● **Given request**: State the number of lines that contain the word "EBIT", and add nothing else.

● **Material shown**:
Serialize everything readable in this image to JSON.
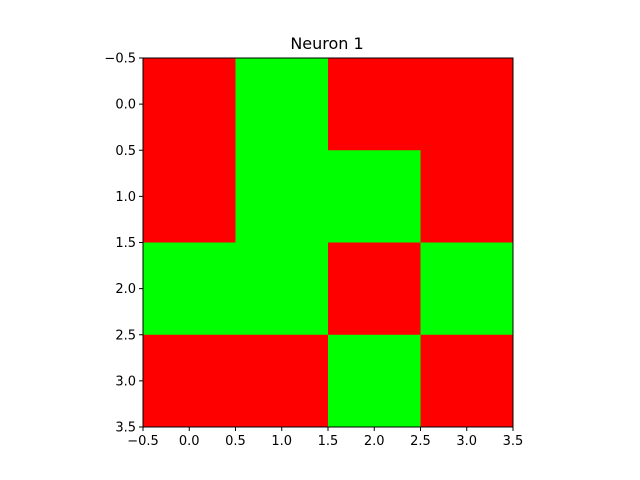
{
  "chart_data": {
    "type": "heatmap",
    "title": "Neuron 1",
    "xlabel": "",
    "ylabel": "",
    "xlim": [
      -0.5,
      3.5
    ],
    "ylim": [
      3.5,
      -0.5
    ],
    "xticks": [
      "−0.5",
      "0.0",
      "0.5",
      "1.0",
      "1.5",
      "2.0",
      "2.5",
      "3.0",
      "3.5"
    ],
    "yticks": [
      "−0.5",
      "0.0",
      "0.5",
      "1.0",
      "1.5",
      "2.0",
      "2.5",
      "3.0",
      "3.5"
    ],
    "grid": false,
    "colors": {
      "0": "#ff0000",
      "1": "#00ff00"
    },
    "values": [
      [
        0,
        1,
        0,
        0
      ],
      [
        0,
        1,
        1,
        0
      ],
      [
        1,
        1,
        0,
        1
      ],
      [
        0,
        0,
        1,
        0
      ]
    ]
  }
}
...
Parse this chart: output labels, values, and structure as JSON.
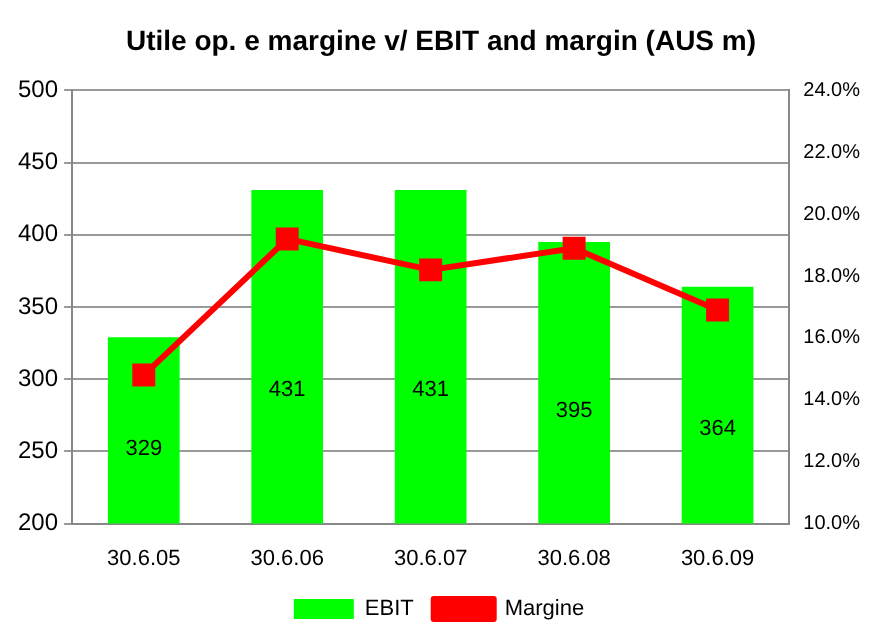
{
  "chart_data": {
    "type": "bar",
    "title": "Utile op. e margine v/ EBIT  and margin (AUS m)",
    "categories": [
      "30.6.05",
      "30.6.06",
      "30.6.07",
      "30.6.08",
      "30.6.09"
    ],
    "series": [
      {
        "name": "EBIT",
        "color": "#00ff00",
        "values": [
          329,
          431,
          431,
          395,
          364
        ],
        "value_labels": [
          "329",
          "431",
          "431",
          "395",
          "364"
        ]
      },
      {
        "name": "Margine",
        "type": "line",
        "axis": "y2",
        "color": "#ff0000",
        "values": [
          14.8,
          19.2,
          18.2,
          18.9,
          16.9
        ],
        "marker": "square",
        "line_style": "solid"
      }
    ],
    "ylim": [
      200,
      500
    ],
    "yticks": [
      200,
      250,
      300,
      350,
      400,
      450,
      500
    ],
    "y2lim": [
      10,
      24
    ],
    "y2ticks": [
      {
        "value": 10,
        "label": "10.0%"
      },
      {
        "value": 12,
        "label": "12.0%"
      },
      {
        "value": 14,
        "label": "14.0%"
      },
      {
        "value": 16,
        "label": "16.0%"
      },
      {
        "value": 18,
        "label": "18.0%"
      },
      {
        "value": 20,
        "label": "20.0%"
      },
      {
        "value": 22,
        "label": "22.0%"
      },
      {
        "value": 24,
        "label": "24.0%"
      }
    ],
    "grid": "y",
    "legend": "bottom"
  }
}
...
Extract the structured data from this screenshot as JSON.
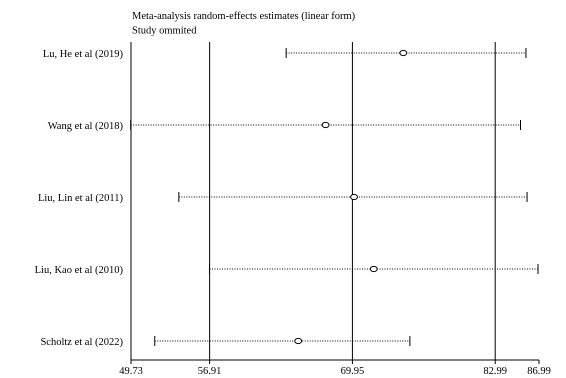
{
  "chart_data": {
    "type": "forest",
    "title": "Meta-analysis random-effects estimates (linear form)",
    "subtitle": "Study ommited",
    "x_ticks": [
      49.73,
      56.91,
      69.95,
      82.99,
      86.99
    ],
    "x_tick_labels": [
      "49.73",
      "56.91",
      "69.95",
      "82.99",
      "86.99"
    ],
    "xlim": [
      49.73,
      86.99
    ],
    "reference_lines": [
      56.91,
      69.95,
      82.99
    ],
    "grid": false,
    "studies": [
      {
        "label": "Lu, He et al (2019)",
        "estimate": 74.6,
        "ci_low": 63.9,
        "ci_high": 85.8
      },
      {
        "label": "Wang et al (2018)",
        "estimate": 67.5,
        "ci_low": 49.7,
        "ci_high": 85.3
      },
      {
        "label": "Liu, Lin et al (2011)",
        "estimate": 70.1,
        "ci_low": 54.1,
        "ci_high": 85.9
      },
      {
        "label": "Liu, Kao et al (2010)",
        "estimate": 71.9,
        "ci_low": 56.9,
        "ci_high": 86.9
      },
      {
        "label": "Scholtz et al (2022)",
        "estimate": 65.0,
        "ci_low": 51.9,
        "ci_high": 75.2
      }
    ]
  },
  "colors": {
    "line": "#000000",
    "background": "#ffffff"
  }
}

● **Solution to this problem**: 2